### Aim of the exercise
Find every line with the word "保证诊所正常工作秩序". Copy those lines.

Stored items
▼▼▼
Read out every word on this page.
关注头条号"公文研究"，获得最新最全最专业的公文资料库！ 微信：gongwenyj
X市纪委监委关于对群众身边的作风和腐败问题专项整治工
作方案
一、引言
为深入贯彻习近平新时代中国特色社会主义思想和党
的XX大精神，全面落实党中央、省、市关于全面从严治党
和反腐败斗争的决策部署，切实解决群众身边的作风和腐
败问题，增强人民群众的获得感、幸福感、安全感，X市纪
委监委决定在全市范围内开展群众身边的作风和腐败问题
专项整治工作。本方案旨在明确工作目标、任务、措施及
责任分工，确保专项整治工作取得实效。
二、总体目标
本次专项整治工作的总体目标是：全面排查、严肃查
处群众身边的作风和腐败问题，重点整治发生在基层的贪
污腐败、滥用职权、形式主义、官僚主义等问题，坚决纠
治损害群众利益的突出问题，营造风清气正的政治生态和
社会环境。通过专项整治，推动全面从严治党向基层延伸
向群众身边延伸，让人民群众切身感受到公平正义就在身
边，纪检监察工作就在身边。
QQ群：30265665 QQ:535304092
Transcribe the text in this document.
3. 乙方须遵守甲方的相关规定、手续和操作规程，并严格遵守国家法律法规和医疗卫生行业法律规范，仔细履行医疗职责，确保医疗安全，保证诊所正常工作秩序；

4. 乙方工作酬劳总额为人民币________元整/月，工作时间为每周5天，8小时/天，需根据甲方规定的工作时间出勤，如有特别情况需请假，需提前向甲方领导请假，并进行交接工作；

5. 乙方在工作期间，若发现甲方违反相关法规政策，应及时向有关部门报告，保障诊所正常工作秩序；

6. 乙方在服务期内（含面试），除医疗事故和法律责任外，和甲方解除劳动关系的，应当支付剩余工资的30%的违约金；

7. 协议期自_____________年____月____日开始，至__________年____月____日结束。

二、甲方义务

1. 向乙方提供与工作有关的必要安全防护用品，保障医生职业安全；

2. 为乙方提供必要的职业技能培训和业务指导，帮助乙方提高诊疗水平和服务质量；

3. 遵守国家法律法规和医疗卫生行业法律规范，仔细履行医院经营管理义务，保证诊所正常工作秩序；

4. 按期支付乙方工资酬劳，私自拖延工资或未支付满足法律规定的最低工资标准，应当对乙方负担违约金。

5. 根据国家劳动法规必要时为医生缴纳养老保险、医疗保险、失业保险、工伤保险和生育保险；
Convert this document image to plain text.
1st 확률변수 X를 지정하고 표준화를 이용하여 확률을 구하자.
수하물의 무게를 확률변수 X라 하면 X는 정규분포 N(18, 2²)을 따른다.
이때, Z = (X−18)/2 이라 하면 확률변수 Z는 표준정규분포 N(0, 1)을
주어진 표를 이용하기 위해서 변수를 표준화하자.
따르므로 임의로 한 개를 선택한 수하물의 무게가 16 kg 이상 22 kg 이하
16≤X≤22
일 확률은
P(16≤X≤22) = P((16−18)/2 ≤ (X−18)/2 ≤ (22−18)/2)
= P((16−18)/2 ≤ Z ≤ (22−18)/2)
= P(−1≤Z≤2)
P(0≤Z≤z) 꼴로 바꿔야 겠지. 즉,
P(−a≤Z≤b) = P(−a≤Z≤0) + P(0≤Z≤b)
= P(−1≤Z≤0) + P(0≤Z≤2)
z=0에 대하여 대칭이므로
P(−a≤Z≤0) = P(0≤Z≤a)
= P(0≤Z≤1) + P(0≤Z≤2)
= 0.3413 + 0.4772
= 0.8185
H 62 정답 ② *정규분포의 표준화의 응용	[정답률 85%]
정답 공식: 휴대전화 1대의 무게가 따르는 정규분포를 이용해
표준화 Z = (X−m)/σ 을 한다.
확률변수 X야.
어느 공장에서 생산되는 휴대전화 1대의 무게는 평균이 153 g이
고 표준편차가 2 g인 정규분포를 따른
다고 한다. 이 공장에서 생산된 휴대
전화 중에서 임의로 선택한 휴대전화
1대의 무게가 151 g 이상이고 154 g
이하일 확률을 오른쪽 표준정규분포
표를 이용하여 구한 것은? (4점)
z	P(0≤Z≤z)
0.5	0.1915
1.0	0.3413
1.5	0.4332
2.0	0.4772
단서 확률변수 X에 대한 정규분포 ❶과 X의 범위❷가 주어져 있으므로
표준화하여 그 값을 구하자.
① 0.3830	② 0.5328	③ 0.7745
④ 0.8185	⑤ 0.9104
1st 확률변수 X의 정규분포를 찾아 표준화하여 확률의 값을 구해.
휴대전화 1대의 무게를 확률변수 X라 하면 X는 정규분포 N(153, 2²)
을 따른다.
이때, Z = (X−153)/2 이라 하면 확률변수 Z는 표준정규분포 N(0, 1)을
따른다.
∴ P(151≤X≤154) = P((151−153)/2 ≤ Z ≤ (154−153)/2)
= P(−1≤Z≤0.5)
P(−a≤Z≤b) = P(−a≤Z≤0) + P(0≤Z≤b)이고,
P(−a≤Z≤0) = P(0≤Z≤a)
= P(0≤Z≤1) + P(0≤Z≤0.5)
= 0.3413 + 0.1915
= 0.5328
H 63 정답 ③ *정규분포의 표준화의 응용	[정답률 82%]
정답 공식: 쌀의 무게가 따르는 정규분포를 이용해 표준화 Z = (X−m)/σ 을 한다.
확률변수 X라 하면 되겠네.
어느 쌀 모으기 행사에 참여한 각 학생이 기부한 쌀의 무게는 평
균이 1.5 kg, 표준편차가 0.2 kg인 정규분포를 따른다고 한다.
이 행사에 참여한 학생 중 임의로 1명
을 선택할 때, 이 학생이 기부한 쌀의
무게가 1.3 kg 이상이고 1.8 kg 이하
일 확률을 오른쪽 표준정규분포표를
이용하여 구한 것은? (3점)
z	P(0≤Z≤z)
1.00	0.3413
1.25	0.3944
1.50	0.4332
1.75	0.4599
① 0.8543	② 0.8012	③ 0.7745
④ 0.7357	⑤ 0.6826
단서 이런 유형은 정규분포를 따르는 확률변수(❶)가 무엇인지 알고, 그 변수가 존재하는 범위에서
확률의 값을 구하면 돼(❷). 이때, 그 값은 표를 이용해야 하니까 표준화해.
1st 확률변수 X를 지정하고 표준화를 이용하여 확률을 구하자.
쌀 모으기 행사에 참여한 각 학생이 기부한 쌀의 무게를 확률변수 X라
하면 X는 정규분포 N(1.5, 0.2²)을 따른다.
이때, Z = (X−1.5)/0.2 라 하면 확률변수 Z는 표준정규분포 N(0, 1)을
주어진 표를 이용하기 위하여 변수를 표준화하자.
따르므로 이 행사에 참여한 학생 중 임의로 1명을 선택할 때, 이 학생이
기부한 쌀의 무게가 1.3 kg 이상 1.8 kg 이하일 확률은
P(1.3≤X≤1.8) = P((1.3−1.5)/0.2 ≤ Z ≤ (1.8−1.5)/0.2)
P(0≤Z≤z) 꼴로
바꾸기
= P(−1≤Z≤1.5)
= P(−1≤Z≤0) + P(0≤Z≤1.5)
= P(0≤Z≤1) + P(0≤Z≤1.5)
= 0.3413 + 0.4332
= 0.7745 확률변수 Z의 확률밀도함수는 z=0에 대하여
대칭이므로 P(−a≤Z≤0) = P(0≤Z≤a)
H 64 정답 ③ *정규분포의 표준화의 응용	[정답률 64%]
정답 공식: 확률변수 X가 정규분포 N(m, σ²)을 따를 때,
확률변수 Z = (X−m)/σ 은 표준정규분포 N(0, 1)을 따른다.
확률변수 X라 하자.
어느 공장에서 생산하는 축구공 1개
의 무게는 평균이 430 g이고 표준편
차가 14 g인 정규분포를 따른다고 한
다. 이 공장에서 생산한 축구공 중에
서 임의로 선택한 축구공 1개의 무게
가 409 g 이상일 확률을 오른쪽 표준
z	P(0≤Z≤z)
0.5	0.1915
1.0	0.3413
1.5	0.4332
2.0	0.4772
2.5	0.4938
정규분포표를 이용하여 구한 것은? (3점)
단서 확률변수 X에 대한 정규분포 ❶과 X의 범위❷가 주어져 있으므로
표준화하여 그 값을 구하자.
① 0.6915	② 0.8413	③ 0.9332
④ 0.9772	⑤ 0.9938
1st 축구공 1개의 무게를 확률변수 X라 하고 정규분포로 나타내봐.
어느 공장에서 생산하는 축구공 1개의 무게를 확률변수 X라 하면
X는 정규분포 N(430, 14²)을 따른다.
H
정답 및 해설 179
▲▲▲
### Expected output
3. 乙方须遵守甲方的相关规定、手续和操作规程，并严格遵守国家法律法规和医疗卫生行业法律规范，仔细履行医疗职责，确保医疗安全，保证诊所正常工作秩序；
3. 遵守国家法律法规和医疗卫生行业法律规范，仔细履行医院经营管理义务，保证诊所正常工作秩序；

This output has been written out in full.